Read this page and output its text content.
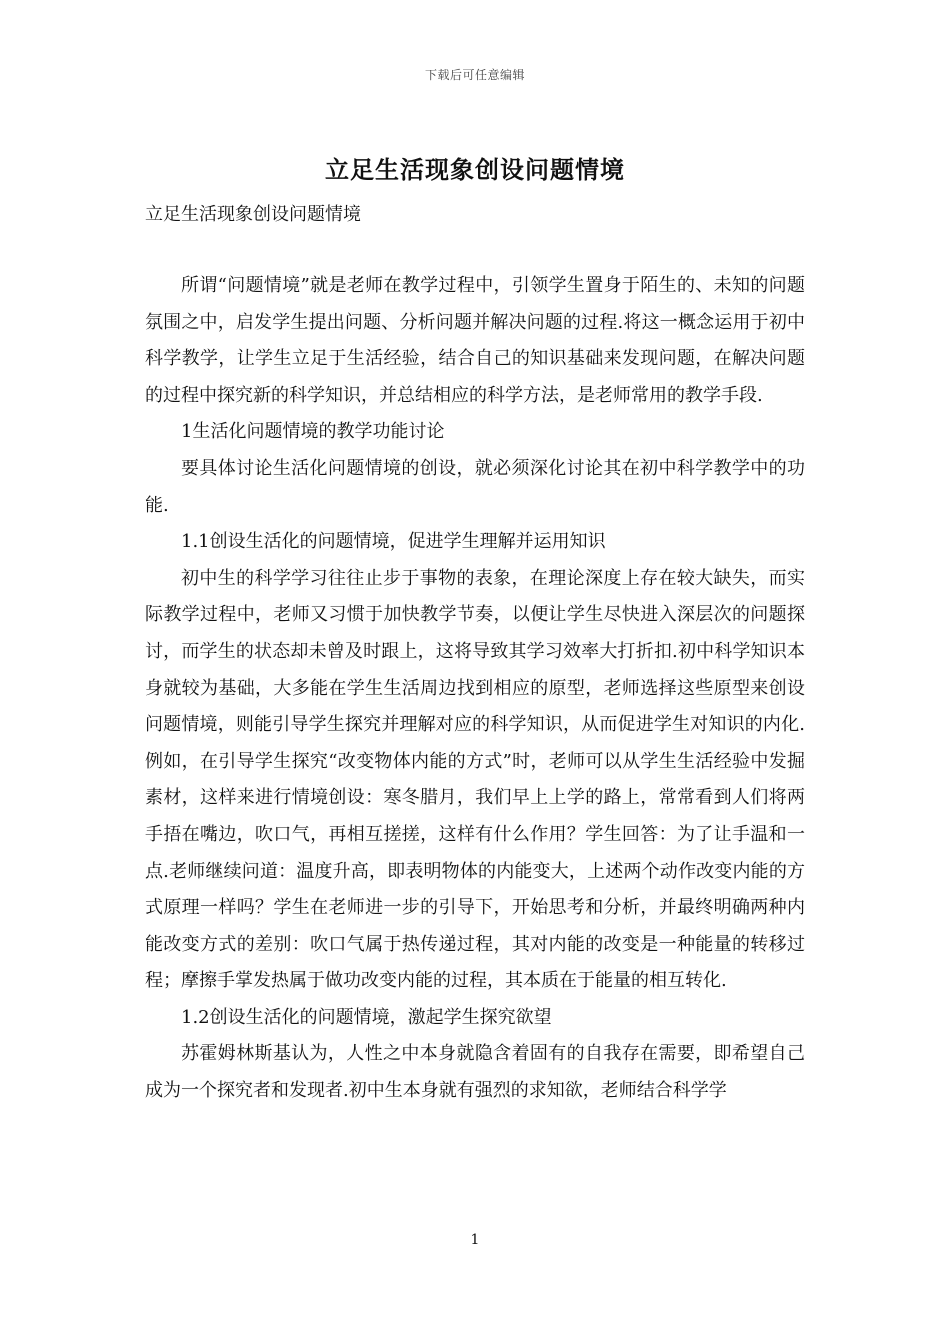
下载后可任意编辑
立足生活现象创设问题情境
立足生活现象创设问题情境

所谓“问题情境”就是老师在教学过程中，引领学生置身于陌生的、未知的问题氛围之中，启发学生提出问题、分析问题并解决问题的过程.将这一概念运用于初中科学教学，让学生立足于生活经验，结合自己的知识基础来发现问题，在解决问题的过程中探究新的科学知识，并总结相应的科学方法，是老师常用的教学手段.

1生活化问题情境的教学功能讨论

要具体讨论生活化问题情境的创设，就必须深化讨论其在初中科学教学中的功能.

1.1创设生活化的问题情境，促进学生理解并运用知识

初中生的科学学习往往止步于事物的表象，在理论深度上存在较大缺失，而实际教学过程中，老师又习惯于加快教学节奏，以便让学生尽快进入深层次的问题探讨，而学生的状态却未曾及时跟上，这将导致其学习效率大打折扣.初中科学知识本身就较为基础，大多能在学生生活周边找到相应的原型，老师选择这些原型来创设问题情境，则能引导学生探究并理解对应的科学知识，从而促进学生对知识的内化.例如，在引导学生探究“改变物体内能的方式”时，老师可以从学生生活经验中发掘素材，这样来进行情境创设：寒冬腊月，我们早上上学的路上，常常看到人们将两手捂在嘴边，吹口气，再相互搓搓，这样有什么作用？学生回答：为了让手温和一点.老师继续问道：温度升高，即表明物体的内能变大，上述两个动作改变内能的方式原理一样吗？学生在老师进一步的引导下，开始思考和分析，并最终明确两种内能改变方式的差别：吹口气属于热传递过程，其对内能的改变是一种能量的转移过程；摩擦手掌发热属于做功改变内能的过程，其本质在于能量的相互转化.

1.2创设生活化的问题情境，激起学生探究欲望

苏霍姆林斯基认为，人性之中本身就隐含着固有的自我存在需要，即希望自己成为一个探究者和发现者.初中生本身就有强烈的求知欲，老师结合科学学

1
---------------
Leave the pictures out and reproduce all of the records exactly.

Read this page and output its text content.
下载后可任意编辑
立足生活现象创设问题情境
立足生活现象创设问题情境

所谓“问题情境”就是老师在教学过程中，引领学生置身于陌生的、未知的问题氛围之中，启发学生提出问题、分析问题并解决问题的过程.将这一概念运用于初中科学教学，让学生立足于生活经验，结合自己的知识基础来发现问题，在解决问题的过程中探究新的科学知识，并总结相应的科学方法，是老师常用的教学手段.

1生活化问题情境的教学功能讨论

要具体讨论生活化问题情境的创设，就必须深化讨论其在初中科学教学中的功能.

1.1创设生活化的问题情境，促进学生理解并运用知识

初中生的科学学习往往止步于事物的表象，在理论深度上存在较大缺失，而实际教学过程中，老师又习惯于加快教学节奏，以便让学生尽快进入深层次的问题探讨，而学生的状态却未曾及时跟上，这将导致其学习效率大打折扣.初中科学知识本身就较为基础，大多能在学生生活周边找到相应的原型，老师选择这些原型来创设问题情境，则能引导学生探究并理解对应的科学知识，从而促进学生对知识的内化.例如，在引导学生探究“改变物体内能的方式”时，老师可以从学生生活经验中发掘素材，这样来进行情境创设：寒冬腊月，我们早上上学的路上，常常看到人们将两手捂在嘴边，吹口气，再相互搓搓，这样有什么作用？学生回答：为了让手温和一点.老师继续问道：温度升高，即表明物体的内能变大，上述两个动作改变内能的方式原理一样吗？学生在老师进一步的引导下，开始思考和分析，并最终明确两种内能改变方式的差别：吹口气属于热传递过程，其对内能的改变是一种能量的转移过程；摩擦手掌发热属于做功改变内能的过程，其本质在于能量的相互转化.

1.2创设生活化的问题情境，激起学生探究欲望

苏霍姆林斯基认为，人性之中本身就隐含着固有的自我存在需要，即希望自己成为一个探究者和发现者.初中生本身就有强烈的求知欲，老师结合科学学

1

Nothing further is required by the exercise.